What you have to do:
Omit all pictures. Copy the rest of the material exactly.

Supplied information:
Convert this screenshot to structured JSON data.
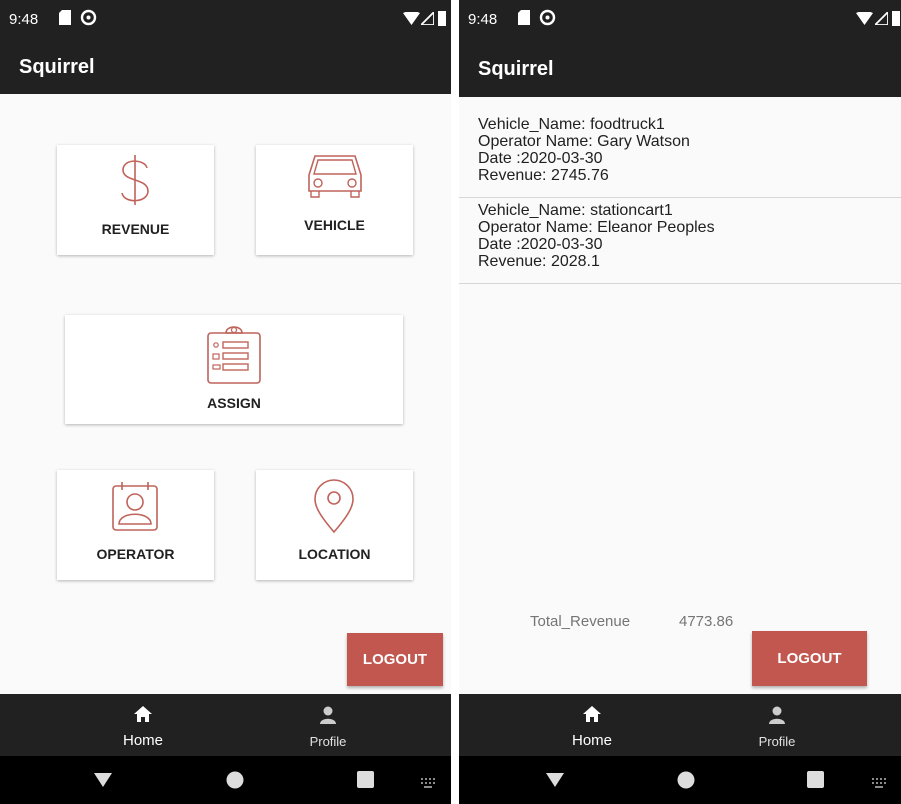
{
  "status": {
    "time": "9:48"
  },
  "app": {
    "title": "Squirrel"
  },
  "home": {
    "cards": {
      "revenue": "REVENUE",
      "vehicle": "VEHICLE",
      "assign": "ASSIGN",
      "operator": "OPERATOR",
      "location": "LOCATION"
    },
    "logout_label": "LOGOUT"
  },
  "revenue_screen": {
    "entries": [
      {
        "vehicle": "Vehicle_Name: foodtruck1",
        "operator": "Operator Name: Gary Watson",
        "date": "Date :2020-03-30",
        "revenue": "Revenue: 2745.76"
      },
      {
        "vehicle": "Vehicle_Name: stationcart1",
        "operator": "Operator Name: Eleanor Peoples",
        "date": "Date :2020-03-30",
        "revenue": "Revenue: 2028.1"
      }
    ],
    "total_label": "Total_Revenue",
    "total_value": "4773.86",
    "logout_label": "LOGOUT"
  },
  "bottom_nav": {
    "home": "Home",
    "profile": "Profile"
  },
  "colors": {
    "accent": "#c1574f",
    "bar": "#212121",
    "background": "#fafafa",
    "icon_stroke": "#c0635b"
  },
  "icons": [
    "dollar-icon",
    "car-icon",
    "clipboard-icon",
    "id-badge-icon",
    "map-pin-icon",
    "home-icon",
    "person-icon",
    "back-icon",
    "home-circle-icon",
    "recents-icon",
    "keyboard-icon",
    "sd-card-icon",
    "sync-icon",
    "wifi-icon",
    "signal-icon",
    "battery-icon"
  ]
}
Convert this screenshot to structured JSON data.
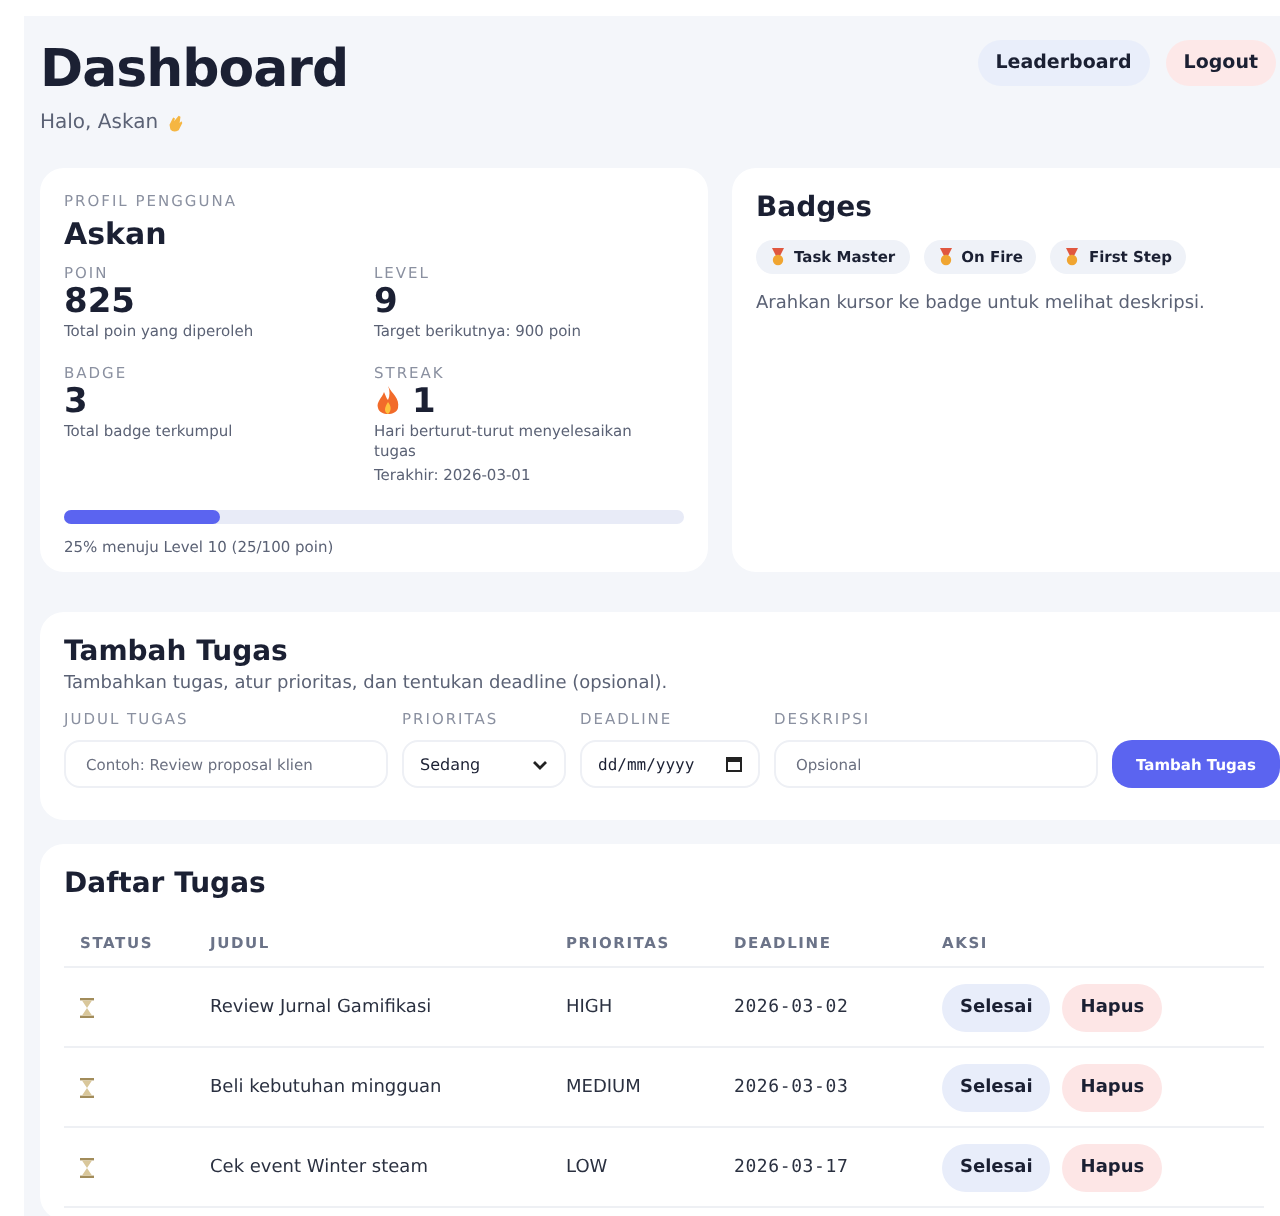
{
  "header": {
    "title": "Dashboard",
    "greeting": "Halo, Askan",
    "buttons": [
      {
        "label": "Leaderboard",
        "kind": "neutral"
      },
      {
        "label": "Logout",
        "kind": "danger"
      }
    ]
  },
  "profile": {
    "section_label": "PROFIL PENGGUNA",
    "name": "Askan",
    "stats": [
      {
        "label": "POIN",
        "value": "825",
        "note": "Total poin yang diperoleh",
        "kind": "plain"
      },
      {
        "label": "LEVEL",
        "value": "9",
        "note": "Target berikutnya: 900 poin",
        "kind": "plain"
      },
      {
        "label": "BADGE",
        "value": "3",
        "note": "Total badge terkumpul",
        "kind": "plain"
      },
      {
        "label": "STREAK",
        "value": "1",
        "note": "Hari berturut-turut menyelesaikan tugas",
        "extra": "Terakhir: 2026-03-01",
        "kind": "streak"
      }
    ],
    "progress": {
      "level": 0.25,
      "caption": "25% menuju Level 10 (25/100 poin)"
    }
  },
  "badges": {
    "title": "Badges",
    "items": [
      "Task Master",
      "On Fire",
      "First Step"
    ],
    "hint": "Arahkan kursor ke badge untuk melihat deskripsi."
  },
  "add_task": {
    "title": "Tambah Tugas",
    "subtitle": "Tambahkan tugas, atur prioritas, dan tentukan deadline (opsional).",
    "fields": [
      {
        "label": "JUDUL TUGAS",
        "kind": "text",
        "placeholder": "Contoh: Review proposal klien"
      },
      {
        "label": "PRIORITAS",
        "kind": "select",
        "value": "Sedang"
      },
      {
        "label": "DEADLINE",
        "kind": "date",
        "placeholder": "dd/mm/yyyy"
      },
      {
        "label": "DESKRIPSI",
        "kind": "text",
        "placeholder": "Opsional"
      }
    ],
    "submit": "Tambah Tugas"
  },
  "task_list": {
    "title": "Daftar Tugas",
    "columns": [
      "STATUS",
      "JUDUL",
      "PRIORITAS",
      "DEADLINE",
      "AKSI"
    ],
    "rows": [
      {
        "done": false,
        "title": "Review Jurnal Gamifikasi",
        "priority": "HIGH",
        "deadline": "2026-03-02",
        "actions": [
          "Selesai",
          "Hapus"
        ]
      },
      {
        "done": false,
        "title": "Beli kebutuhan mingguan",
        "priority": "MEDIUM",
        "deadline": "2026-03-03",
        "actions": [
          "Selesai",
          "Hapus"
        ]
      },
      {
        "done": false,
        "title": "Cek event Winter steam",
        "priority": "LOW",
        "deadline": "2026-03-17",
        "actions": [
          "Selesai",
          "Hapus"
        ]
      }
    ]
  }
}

Output of the task:
Convert this screenshot to structured JSON data.
{
  "status": {
    "time": "9:48"
  },
  "app": {
    "title": "Squirrel"
  },
  "home": {
    "cards": {
      "revenue": "REVENUE",
      "vehicle": "VEHICLE",
      "assign": "ASSIGN",
      "operator": "OPERATOR",
      "location": "LOCATION"
    },
    "logout_label": "LOGOUT"
  },
  "revenue_screen": {
    "entries": [
      {
        "vehicle": "Vehicle_Name: foodtruck1",
        "operator": "Operator Name: Gary Watson",
        "date": "Date :2020-03-30",
        "revenue": "Revenue: 2745.76"
      },
      {
        "vehicle": "Vehicle_Name: stationcart1",
        "operator": "Operator Name: Eleanor Peoples",
        "date": "Date :2020-03-30",
        "revenue": "Revenue: 2028.1"
      }
    ],
    "total_label": "Total_Revenue",
    "total_value": "4773.86",
    "logout_label": "LOGOUT"
  },
  "bottom_nav": {
    "home": "Home",
    "profile": "Profile"
  },
  "colors": {
    "accent": "#c1574f",
    "bar": "#212121",
    "background": "#fafafa",
    "icon_stroke": "#c0635b"
  },
  "icons": [
    "dollar-icon",
    "car-icon",
    "clipboard-icon",
    "id-badge-icon",
    "map-pin-icon",
    "home-icon",
    "person-icon",
    "back-icon",
    "home-circle-icon",
    "recents-icon",
    "keyboard-icon",
    "sd-card-icon",
    "sync-icon",
    "wifi-icon",
    "signal-icon",
    "battery-icon"
  ]
}
Convert this screenshot to structured JSON data.
{
  "header": {
    "title": "Dashboard",
    "greeting": "Halo, Askan",
    "buttons": [
      {
        "label": "Leaderboard",
        "kind": "neutral"
      },
      {
        "label": "Logout",
        "kind": "danger"
      }
    ]
  },
  "profile": {
    "section_label": "PROFIL PENGGUNA",
    "name": "Askan",
    "stats": [
      {
        "label": "POIN",
        "value": "825",
        "note": "Total poin yang diperoleh",
        "kind": "plain"
      },
      {
        "label": "LEVEL",
        "value": "9",
        "note": "Target berikutnya: 900 poin",
        "kind": "plain"
      },
      {
        "label": "BADGE",
        "value": "3",
        "note": "Total badge terkumpul",
        "kind": "plain"
      },
      {
        "label": "STREAK",
        "value": "1",
        "note": "Hari berturut-turut menyelesaikan tugas",
        "extra": "Terakhir: 2026-03-01",
        "kind": "streak"
      }
    ],
    "progress": {
      "level": 0.25,
      "caption": "25% menuju Level 10 (25/100 poin)"
    }
  },
  "badges": {
    "title": "Badges",
    "items": [
      "Task Master",
      "On Fire",
      "First Step"
    ],
    "hint": "Arahkan kursor ke badge untuk melihat deskripsi."
  },
  "add_task": {
    "title": "Tambah Tugas",
    "subtitle": "Tambahkan tugas, atur prioritas, dan tentukan deadline (opsional).",
    "fields": [
      {
        "label": "JUDUL TUGAS",
        "kind": "text",
        "placeholder": "Contoh: Review proposal klien"
      },
      {
        "label": "PRIORITAS",
        "kind": "select",
        "value": "Sedang"
      },
      {
        "label": "DEADLINE",
        "kind": "date",
        "placeholder": "dd/mm/yyyy"
      },
      {
        "label": "DESKRIPSI",
        "kind": "text",
        "placeholder": "Opsional"
      }
    ],
    "submit": "Tambah Tugas"
  },
  "task_list": {
    "title": "Daftar Tugas",
    "columns": [
      "STATUS",
      "JUDUL",
      "PRIORITAS",
      "DEADLINE",
      "AKSI"
    ],
    "rows": [
      {
        "done": false,
        "title": "Review Jurnal Gamifikasi",
        "priority": "HIGH",
        "deadline": "2026-03-02",
        "actions": [
          "Selesai",
          "Hapus"
        ]
      },
      {
        "done": false,
        "title": "Beli kebutuhan mingguan",
        "priority": "MEDIUM",
        "deadline": "2026-03-03",
        "actions": [
          "Selesai",
          "Hapus"
        ]
      },
      {
        "done": false,
        "title": "Cek event Winter steam",
        "priority": "LOW",
        "deadline": "2026-03-17",
        "actions": [
          "Selesai",
          "Hapus"
        ]
      }
    ]
  }
}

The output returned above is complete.